*The problem*:
Return the entries that follow exactly, with no images.

*Study material*:
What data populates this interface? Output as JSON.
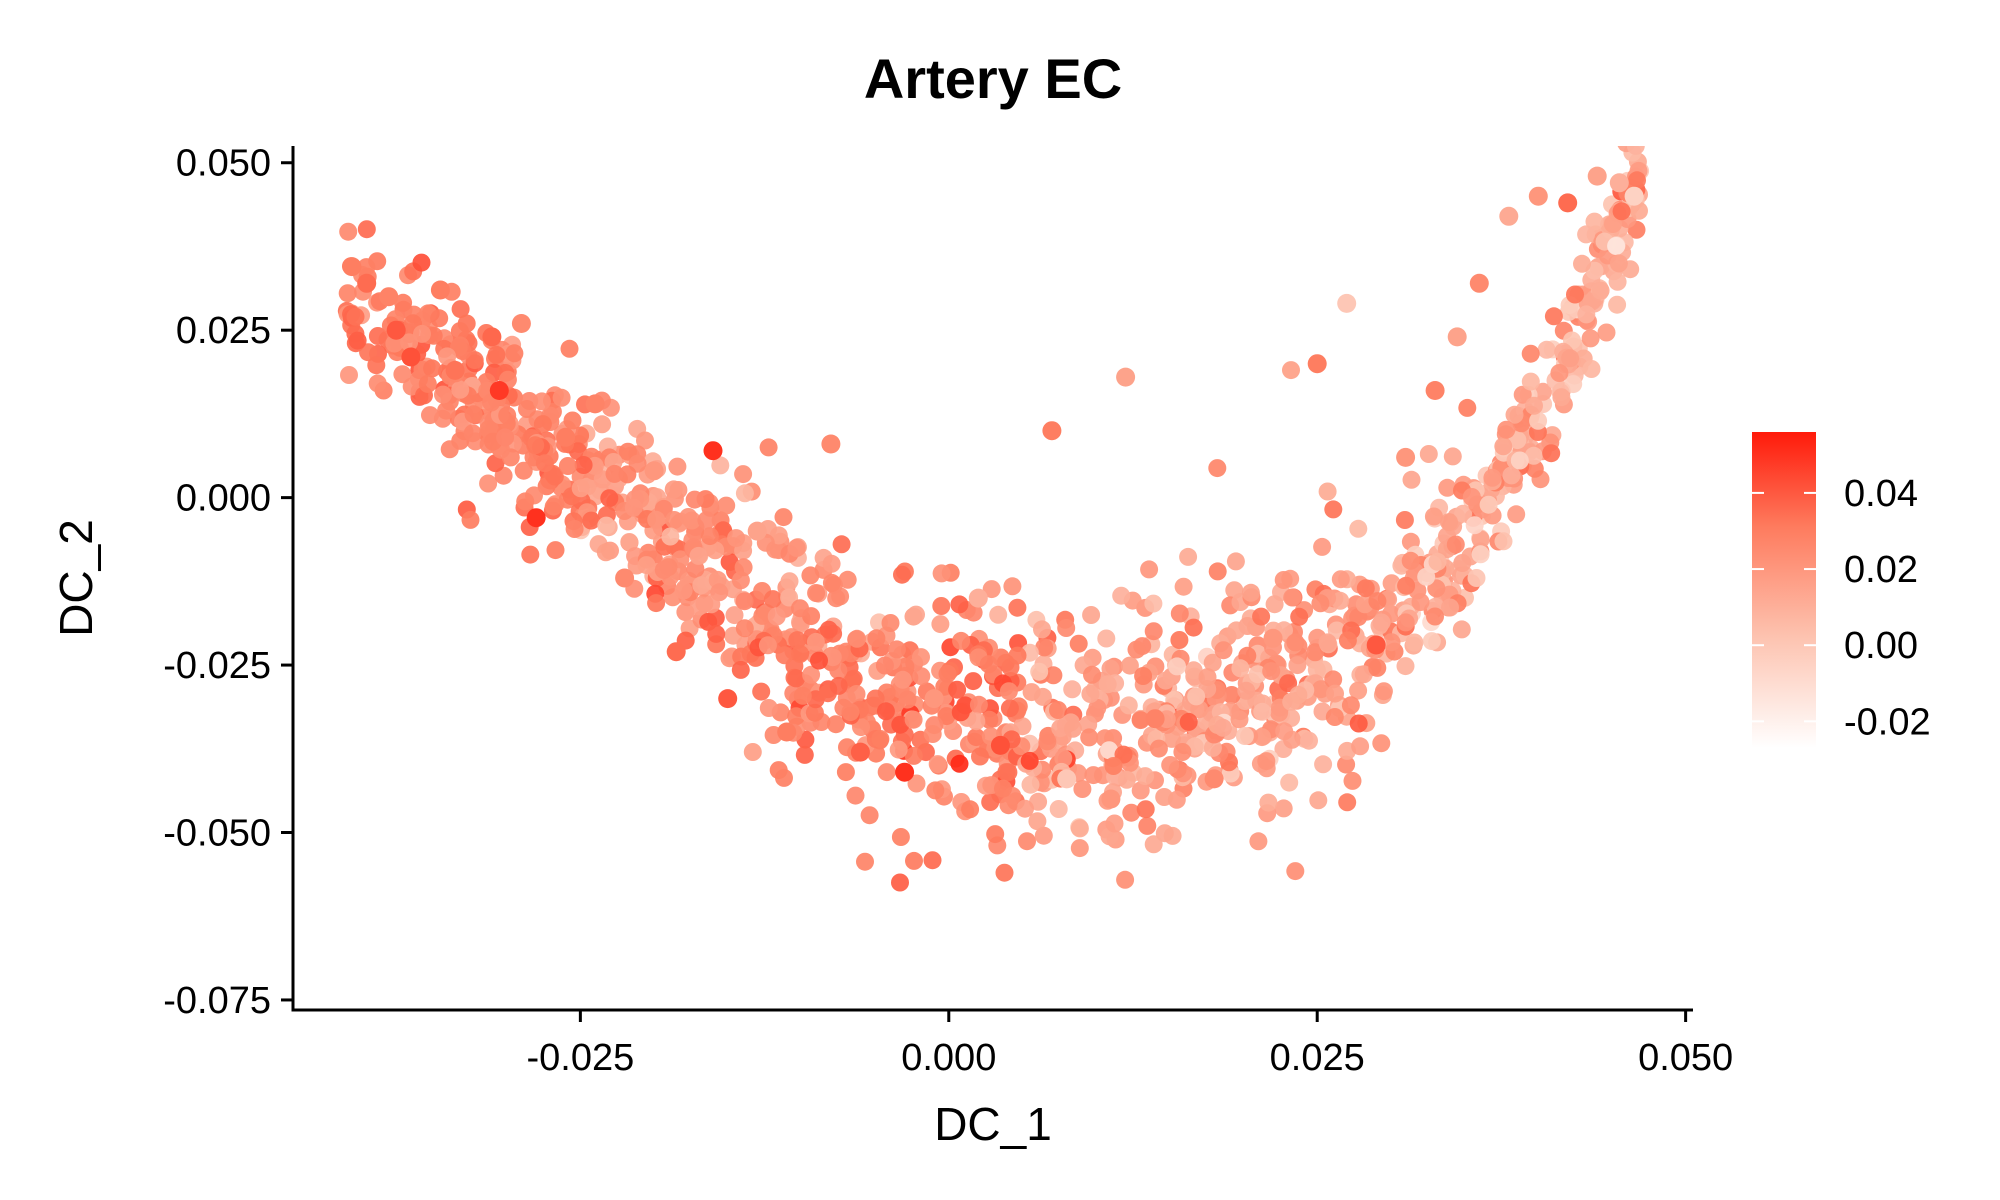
{
  "chart_data": {
    "type": "scatter",
    "title": "Artery EC",
    "xlabel": "DC_1",
    "ylabel": "DC_2",
    "xlim": [
      -0.0445,
      0.0505
    ],
    "ylim": [
      -0.0765,
      0.0525
    ],
    "xticks": [
      -0.025,
      0.0,
      0.025,
      0.05
    ],
    "xtick_labels": [
      "-0.025",
      "0.000",
      "0.025",
      "0.050"
    ],
    "yticks": [
      0.05,
      0.025,
      0.0,
      -0.025,
      -0.05,
      -0.075
    ],
    "ytick_labels": [
      "0.050",
      "0.025",
      "0.000",
      "-0.025",
      "-0.050",
      "-0.075"
    ],
    "grid": false,
    "legend": {
      "placement": "right",
      "type": "continuous-colorbar",
      "min": -0.027,
      "max": 0.056,
      "ticks": [
        0.04,
        0.02,
        0.0,
        -0.02
      ],
      "tick_labels": [
        "0.04",
        "0.02",
        "0.00",
        "-0.02"
      ],
      "color_low": "#ffffff",
      "color_high": "#ff1a0a"
    },
    "distribution": "U-shaped band from top-left through bottom-center to top-right, approx. 1500 cells",
    "points": [
      {
        "x": -0.0405,
        "y": 0.0345,
        "v": 0.03
      },
      {
        "x": -0.0395,
        "y": 0.032,
        "v": 0.035
      },
      {
        "x": -0.038,
        "y": 0.03,
        "v": 0.028
      },
      {
        "x": -0.0375,
        "y": 0.025,
        "v": 0.04
      },
      {
        "x": -0.0365,
        "y": 0.021,
        "v": 0.042
      },
      {
        "x": -0.0345,
        "y": 0.031,
        "v": 0.03
      },
      {
        "x": -0.0335,
        "y": 0.019,
        "v": 0.033
      },
      {
        "x": -0.031,
        "y": 0.024,
        "v": 0.036
      },
      {
        "x": -0.0305,
        "y": 0.016,
        "v": 0.048
      },
      {
        "x": -0.029,
        "y": 0.026,
        "v": 0.025
      },
      {
        "x": -0.028,
        "y": -0.003,
        "v": 0.05
      },
      {
        "x": -0.026,
        "y": 0.009,
        "v": 0.03
      },
      {
        "x": -0.024,
        "y": 0.014,
        "v": 0.028
      },
      {
        "x": -0.022,
        "y": -0.012,
        "v": 0.025
      },
      {
        "x": -0.02,
        "y": 0.004,
        "v": 0.02
      },
      {
        "x": -0.0185,
        "y": -0.023,
        "v": 0.035
      },
      {
        "x": -0.016,
        "y": 0.007,
        "v": 0.05
      },
      {
        "x": -0.015,
        "y": -0.03,
        "v": 0.04
      },
      {
        "x": -0.013,
        "y": -0.005,
        "v": 0.015
      },
      {
        "x": -0.011,
        "y": -0.035,
        "v": 0.03
      },
      {
        "x": -0.008,
        "y": 0.008,
        "v": 0.025
      },
      {
        "x": -0.006,
        "y": -0.038,
        "v": 0.038
      },
      {
        "x": -0.003,
        "y": -0.041,
        "v": 0.05
      },
      {
        "x": -0.001,
        "y": -0.03,
        "v": 0.02
      },
      {
        "x": 0.002,
        "y": -0.015,
        "v": 0.01
      },
      {
        "x": 0.0035,
        "y": -0.037,
        "v": 0.042
      },
      {
        "x": 0.007,
        "y": 0.01,
        "v": 0.03
      },
      {
        "x": 0.008,
        "y": -0.042,
        "v": 0.0
      },
      {
        "x": 0.011,
        "y": -0.045,
        "v": 0.02
      },
      {
        "x": 0.012,
        "y": 0.018,
        "v": 0.015
      },
      {
        "x": 0.014,
        "y": -0.033,
        "v": 0.028
      },
      {
        "x": 0.018,
        "y": -0.042,
        "v": 0.025
      },
      {
        "x": 0.022,
        "y": -0.021,
        "v": 0.02
      },
      {
        "x": 0.025,
        "y": 0.02,
        "v": 0.03
      },
      {
        "x": 0.027,
        "y": 0.029,
        "v": 0.0
      },
      {
        "x": 0.029,
        "y": -0.022,
        "v": 0.04
      },
      {
        "x": 0.031,
        "y": 0.006,
        "v": 0.02
      },
      {
        "x": 0.033,
        "y": 0.016,
        "v": 0.028
      },
      {
        "x": 0.0345,
        "y": 0.024,
        "v": 0.015
      },
      {
        "x": 0.036,
        "y": 0.032,
        "v": 0.025
      },
      {
        "x": 0.038,
        "y": 0.042,
        "v": 0.012
      },
      {
        "x": 0.04,
        "y": 0.045,
        "v": 0.02
      },
      {
        "x": 0.042,
        "y": 0.044,
        "v": 0.035
      },
      {
        "x": 0.044,
        "y": 0.048,
        "v": 0.015
      },
      {
        "x": 0.0455,
        "y": 0.047,
        "v": 0.01
      },
      {
        "x": 0.0465,
        "y": 0.045,
        "v": -0.005
      }
    ]
  }
}
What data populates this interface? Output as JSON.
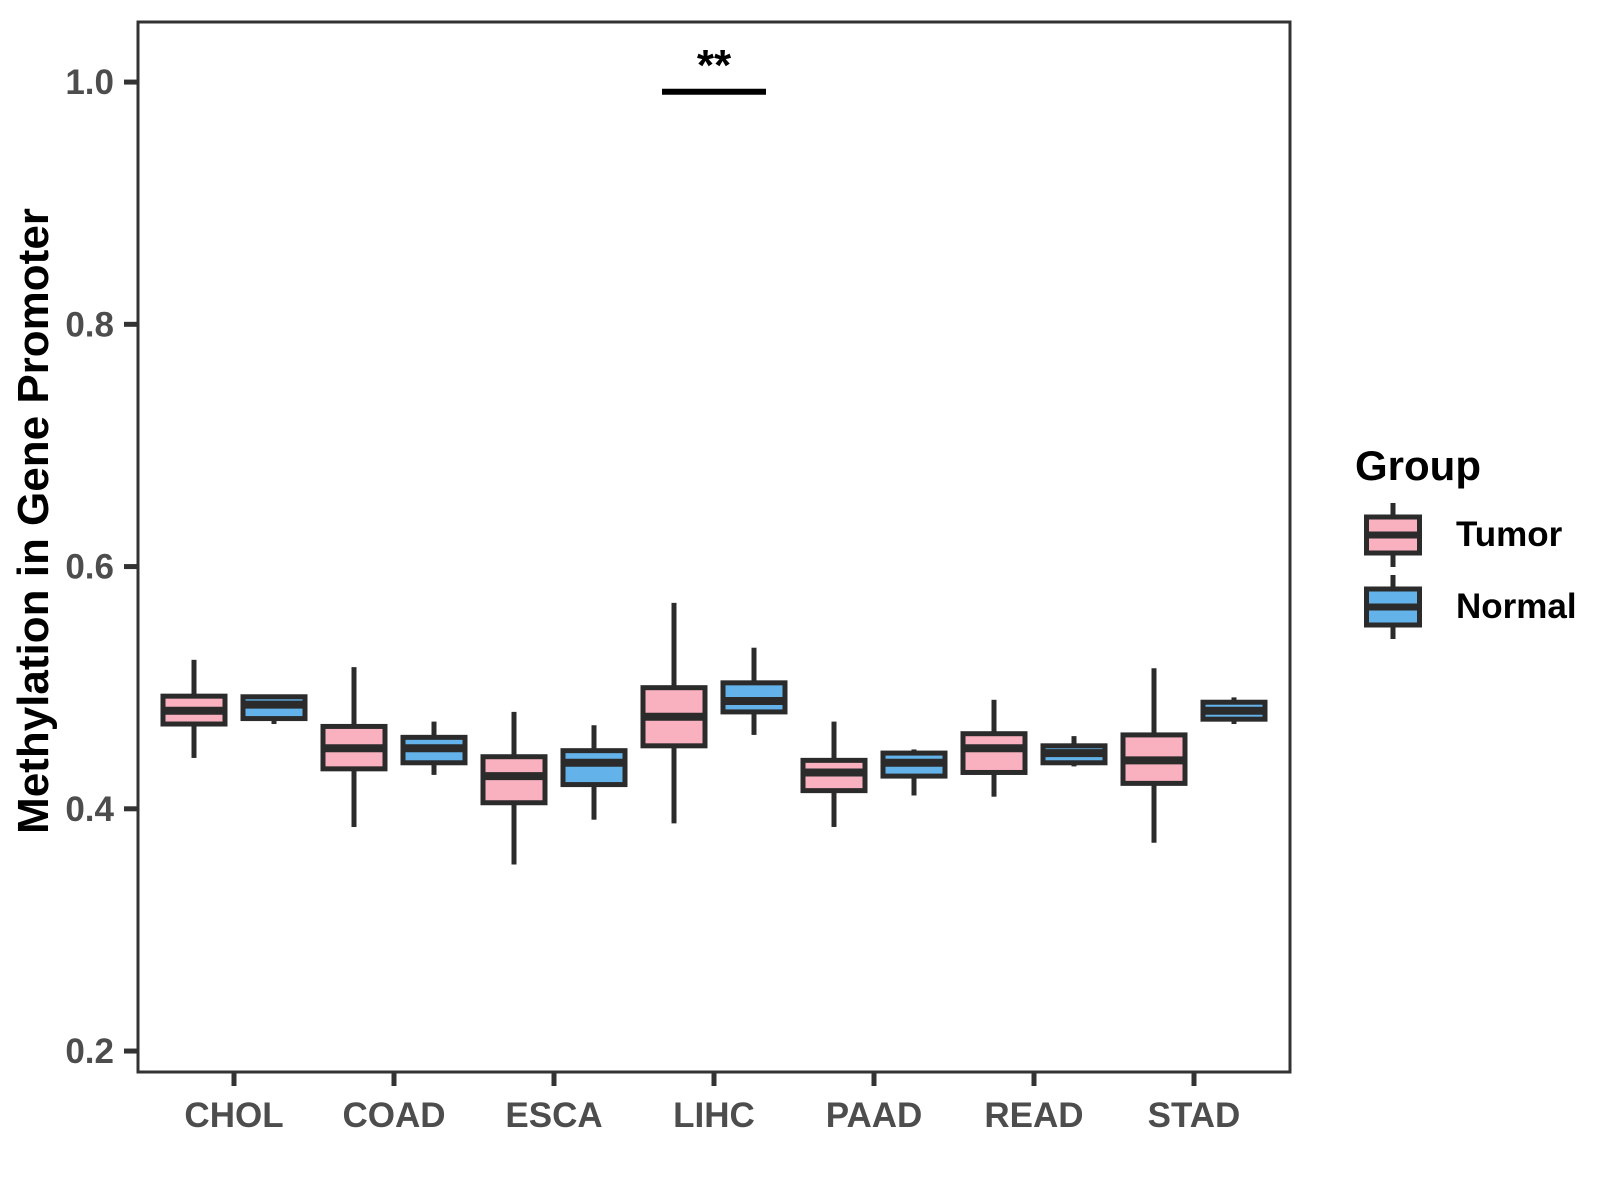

*Answer to this problem*:
What data populates this interface? Output as JSON.
{
  "chart_data": {
    "type": "scatter",
    "title": "Artery EC",
    "xlabel": "DC_1",
    "ylabel": "DC_2",
    "xlim": [
      -0.0445,
      0.0505
    ],
    "ylim": [
      -0.0765,
      0.0525
    ],
    "xticks": [
      -0.025,
      0.0,
      0.025,
      0.05
    ],
    "xtick_labels": [
      "-0.025",
      "0.000",
      "0.025",
      "0.050"
    ],
    "yticks": [
      0.05,
      0.025,
      0.0,
      -0.025,
      -0.05,
      -0.075
    ],
    "ytick_labels": [
      "0.050",
      "0.025",
      "0.000",
      "-0.025",
      "-0.050",
      "-0.075"
    ],
    "grid": false,
    "legend": {
      "placement": "right",
      "type": "continuous-colorbar",
      "min": -0.027,
      "max": 0.056,
      "ticks": [
        0.04,
        0.02,
        0.0,
        -0.02
      ],
      "tick_labels": [
        "0.04",
        "0.02",
        "0.00",
        "-0.02"
      ],
      "color_low": "#ffffff",
      "color_high": "#ff1a0a"
    },
    "distribution": "U-shaped band from top-left through bottom-center to top-right, approx. 1500 cells",
    "points": [
      {
        "x": -0.0405,
        "y": 0.0345,
        "v": 0.03
      },
      {
        "x": -0.0395,
        "y": 0.032,
        "v": 0.035
      },
      {
        "x": -0.038,
        "y": 0.03,
        "v": 0.028
      },
      {
        "x": -0.0375,
        "y": 0.025,
        "v": 0.04
      },
      {
        "x": -0.0365,
        "y": 0.021,
        "v": 0.042
      },
      {
        "x": -0.0345,
        "y": 0.031,
        "v": 0.03
      },
      {
        "x": -0.0335,
        "y": 0.019,
        "v": 0.033
      },
      {
        "x": -0.031,
        "y": 0.024,
        "v": 0.036
      },
      {
        "x": -0.0305,
        "y": 0.016,
        "v": 0.048
      },
      {
        "x": -0.029,
        "y": 0.026,
        "v": 0.025
      },
      {
        "x": -0.028,
        "y": -0.003,
        "v": 0.05
      },
      {
        "x": -0.026,
        "y": 0.009,
        "v": 0.03
      },
      {
        "x": -0.024,
        "y": 0.014,
        "v": 0.028
      },
      {
        "x": -0.022,
        "y": -0.012,
        "v": 0.025
      },
      {
        "x": -0.02,
        "y": 0.004,
        "v": 0.02
      },
      {
        "x": -0.0185,
        "y": -0.023,
        "v": 0.035
      },
      {
        "x": -0.016,
        "y": 0.007,
        "v": 0.05
      },
      {
        "x": -0.015,
        "y": -0.03,
        "v": 0.04
      },
      {
        "x": -0.013,
        "y": -0.005,
        "v": 0.015
      },
      {
        "x": -0.011,
        "y": -0.035,
        "v": 0.03
      },
      {
        "x": -0.008,
        "y": 0.008,
        "v": 0.025
      },
      {
        "x": -0.006,
        "y": -0.038,
        "v": 0.038
      },
      {
        "x": -0.003,
        "y": -0.041,
        "v": 0.05
      },
      {
        "x": -0.001,
        "y": -0.03,
        "v": 0.02
      },
      {
        "x": 0.002,
        "y": -0.015,
        "v": 0.01
      },
      {
        "x": 0.0035,
        "y": -0.037,
        "v": 0.042
      },
      {
        "x": 0.007,
        "y": 0.01,
        "v": 0.03
      },
      {
        "x": 0.008,
        "y": -0.042,
        "v": 0.0
      },
      {
        "x": 0.011,
        "y": -0.045,
        "v": 0.02
      },
      {
        "x": 0.012,
        "y": 0.018,
        "v": 0.015
      },
      {
        "x": 0.014,
        "y": -0.033,
        "v": 0.028
      },
      {
        "x": 0.018,
        "y": -0.042,
        "v": 0.025
      },
      {
        "x": 0.022,
        "y": -0.021,
        "v": 0.02
      },
      {
        "x": 0.025,
        "y": 0.02,
        "v": 0.03
      },
      {
        "x": 0.027,
        "y": 0.029,
        "v": 0.0
      },
      {
        "x": 0.029,
        "y": -0.022,
        "v": 0.04
      },
      {
        "x": 0.031,
        "y": 0.006,
        "v": 0.02
      },
      {
        "x": 0.033,
        "y": 0.016,
        "v": 0.028
      },
      {
        "x": 0.0345,
        "y": 0.024,
        "v": 0.015
      },
      {
        "x": 0.036,
        "y": 0.032,
        "v": 0.025
      },
      {
        "x": 0.038,
        "y": 0.042,
        "v": 0.012
      },
      {
        "x": 0.04,
        "y": 0.045,
        "v": 0.02
      },
      {
        "x": 0.042,
        "y": 0.044,
        "v": 0.035
      },
      {
        "x": 0.044,
        "y": 0.048,
        "v": 0.015
      },
      {
        "x": 0.0455,
        "y": 0.047,
        "v": 0.01
      },
      {
        "x": 0.0465,
        "y": 0.045,
        "v": -0.005
      }
    ]
  }
}
What data populates this interface? Output as JSON.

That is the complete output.